How many lines hold the string "source"? Give only the number.
-- start Data provided --
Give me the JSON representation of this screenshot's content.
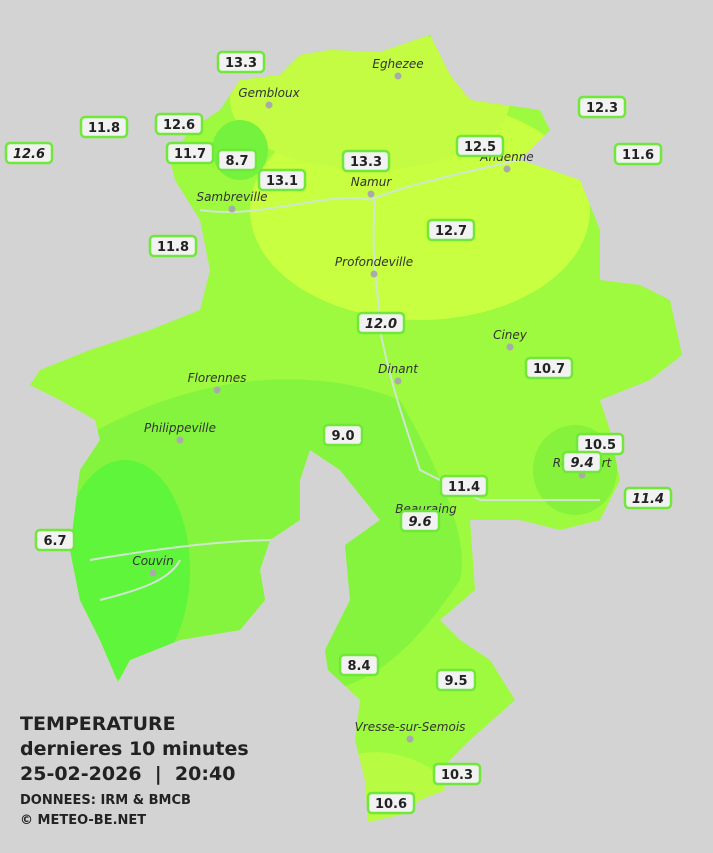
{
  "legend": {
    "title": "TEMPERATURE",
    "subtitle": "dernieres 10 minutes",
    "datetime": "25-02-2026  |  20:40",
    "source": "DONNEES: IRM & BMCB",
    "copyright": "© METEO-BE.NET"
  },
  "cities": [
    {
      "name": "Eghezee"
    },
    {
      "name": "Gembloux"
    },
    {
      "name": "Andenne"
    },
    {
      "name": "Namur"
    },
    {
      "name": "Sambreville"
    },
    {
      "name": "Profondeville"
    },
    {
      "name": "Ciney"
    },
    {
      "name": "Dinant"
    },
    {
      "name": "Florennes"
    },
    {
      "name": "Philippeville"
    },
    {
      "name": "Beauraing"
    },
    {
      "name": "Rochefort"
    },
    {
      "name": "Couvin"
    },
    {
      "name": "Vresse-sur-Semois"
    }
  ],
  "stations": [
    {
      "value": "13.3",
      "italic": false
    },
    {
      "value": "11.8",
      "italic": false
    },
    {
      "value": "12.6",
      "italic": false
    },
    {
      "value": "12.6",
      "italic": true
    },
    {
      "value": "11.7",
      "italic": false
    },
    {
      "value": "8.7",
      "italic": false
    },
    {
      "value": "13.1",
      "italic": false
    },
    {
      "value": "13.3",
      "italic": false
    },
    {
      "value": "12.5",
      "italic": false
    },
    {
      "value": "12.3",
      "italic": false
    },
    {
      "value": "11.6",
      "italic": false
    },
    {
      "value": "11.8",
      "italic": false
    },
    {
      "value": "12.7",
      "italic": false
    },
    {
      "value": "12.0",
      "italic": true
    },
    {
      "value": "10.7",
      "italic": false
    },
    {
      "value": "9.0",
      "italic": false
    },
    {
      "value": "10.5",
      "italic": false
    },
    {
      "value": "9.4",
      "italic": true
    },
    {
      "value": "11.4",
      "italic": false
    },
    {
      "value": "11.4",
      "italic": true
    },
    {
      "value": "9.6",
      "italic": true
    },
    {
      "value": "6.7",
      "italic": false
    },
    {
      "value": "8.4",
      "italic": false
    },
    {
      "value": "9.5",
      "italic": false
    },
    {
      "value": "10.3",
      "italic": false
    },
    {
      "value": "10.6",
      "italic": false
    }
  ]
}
-- end Data provided --
-- start Data provided --
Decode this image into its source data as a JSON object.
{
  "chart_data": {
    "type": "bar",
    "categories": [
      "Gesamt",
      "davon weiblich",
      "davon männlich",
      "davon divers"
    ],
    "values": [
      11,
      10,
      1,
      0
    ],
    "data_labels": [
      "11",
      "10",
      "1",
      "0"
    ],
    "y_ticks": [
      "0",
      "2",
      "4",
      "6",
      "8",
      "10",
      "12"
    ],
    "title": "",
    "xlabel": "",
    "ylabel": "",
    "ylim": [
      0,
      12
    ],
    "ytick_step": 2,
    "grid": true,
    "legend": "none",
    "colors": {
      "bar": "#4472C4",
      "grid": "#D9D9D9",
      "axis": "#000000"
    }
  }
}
-- end Data provided --
## Solution to this task
2